§ EXERCISE PROMPT
Pull every line with the word "grid" out of the entries below.
####
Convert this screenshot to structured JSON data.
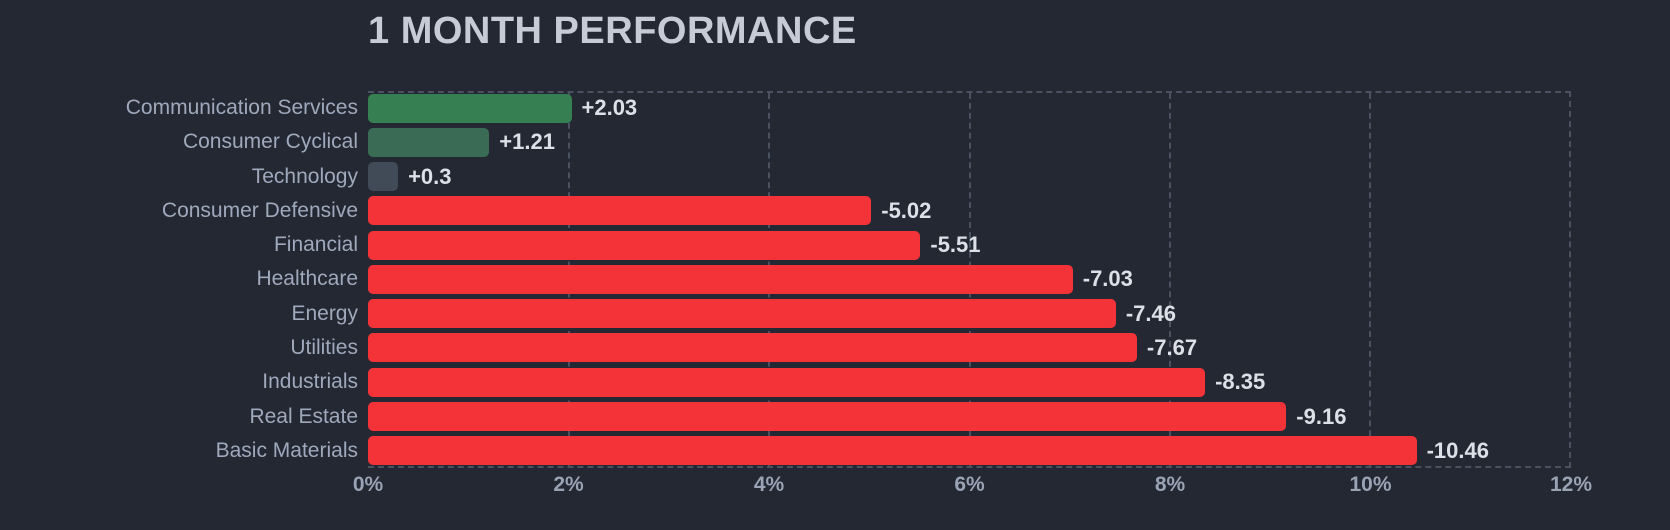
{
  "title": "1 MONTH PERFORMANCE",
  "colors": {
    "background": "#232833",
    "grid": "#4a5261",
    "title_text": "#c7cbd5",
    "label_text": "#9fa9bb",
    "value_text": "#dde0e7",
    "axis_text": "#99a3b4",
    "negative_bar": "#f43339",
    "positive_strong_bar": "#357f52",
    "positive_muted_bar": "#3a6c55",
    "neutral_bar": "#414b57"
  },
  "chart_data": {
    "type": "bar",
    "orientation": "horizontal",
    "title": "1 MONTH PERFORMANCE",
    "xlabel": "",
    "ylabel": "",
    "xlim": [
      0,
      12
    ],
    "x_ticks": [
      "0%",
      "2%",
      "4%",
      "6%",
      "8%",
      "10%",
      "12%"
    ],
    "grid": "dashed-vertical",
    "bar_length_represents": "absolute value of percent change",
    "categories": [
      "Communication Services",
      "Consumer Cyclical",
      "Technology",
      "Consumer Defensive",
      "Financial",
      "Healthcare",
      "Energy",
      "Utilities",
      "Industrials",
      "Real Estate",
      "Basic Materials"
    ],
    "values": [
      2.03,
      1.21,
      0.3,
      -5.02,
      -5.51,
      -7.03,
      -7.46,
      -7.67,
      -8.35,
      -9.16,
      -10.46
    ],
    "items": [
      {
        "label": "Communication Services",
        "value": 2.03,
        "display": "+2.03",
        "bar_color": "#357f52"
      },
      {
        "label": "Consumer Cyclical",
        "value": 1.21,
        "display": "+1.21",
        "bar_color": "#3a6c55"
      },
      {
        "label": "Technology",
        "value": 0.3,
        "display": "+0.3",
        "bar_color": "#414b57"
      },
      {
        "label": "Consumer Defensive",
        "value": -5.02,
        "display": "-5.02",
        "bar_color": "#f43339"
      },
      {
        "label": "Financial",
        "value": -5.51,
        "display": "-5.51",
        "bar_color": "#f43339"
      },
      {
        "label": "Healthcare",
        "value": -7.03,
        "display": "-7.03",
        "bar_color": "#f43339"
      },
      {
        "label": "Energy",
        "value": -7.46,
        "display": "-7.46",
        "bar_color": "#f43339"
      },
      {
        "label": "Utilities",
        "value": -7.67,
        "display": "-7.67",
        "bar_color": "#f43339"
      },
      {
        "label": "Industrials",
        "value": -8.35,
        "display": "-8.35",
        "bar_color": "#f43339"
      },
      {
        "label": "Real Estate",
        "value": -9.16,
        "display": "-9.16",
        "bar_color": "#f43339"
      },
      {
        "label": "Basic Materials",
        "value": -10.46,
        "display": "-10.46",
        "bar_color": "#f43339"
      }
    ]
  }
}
####
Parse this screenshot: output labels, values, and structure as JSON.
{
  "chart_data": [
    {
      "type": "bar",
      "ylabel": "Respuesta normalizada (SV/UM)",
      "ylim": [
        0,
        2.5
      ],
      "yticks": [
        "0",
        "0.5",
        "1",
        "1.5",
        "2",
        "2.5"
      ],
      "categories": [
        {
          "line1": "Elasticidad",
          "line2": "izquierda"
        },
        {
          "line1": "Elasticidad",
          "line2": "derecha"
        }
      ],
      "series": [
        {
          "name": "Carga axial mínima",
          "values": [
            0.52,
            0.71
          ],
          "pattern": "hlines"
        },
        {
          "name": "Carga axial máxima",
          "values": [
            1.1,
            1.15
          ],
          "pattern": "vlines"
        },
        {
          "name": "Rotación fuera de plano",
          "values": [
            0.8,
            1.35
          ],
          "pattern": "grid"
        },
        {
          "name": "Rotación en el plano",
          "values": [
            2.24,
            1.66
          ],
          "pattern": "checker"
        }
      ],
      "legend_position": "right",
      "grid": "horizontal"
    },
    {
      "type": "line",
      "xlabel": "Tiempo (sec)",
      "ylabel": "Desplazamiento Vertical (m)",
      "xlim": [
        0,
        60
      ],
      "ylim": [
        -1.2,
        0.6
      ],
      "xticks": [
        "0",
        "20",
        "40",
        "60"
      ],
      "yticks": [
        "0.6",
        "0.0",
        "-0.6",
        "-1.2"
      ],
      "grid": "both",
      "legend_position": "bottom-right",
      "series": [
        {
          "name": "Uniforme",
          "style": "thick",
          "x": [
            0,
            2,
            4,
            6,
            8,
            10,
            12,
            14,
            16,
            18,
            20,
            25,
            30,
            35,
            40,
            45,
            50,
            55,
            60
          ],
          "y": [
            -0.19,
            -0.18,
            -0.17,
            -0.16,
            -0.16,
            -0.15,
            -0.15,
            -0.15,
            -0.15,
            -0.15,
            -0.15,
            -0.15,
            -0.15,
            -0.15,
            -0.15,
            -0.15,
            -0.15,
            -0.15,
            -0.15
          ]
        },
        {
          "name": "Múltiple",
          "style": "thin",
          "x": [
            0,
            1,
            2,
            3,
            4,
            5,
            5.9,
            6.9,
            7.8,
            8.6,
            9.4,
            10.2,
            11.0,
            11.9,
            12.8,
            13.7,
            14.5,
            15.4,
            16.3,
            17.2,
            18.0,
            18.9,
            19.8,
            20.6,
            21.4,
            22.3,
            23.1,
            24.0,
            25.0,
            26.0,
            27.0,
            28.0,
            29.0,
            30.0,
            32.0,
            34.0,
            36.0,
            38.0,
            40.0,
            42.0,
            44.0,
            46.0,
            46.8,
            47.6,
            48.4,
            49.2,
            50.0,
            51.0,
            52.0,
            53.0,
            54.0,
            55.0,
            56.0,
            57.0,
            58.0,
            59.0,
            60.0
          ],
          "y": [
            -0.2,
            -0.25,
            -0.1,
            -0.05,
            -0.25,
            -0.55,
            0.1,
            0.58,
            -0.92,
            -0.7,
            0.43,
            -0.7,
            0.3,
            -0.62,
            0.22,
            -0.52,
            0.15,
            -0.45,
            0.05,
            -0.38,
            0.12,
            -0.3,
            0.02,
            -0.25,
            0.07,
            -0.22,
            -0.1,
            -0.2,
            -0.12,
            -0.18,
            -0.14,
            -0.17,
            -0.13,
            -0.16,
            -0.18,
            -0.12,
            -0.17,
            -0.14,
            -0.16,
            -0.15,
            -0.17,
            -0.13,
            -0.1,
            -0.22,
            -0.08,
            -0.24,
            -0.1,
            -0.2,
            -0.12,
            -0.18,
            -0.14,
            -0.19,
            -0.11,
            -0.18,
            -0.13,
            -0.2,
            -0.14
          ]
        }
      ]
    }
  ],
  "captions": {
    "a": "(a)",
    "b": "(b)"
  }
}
####
§ EXERCISE OUTPUT
    "grid": "#4a5261",
    "grid": "dashed-vertical",
          "pattern": "grid"
      "grid": "horizontal"
      "grid": "both",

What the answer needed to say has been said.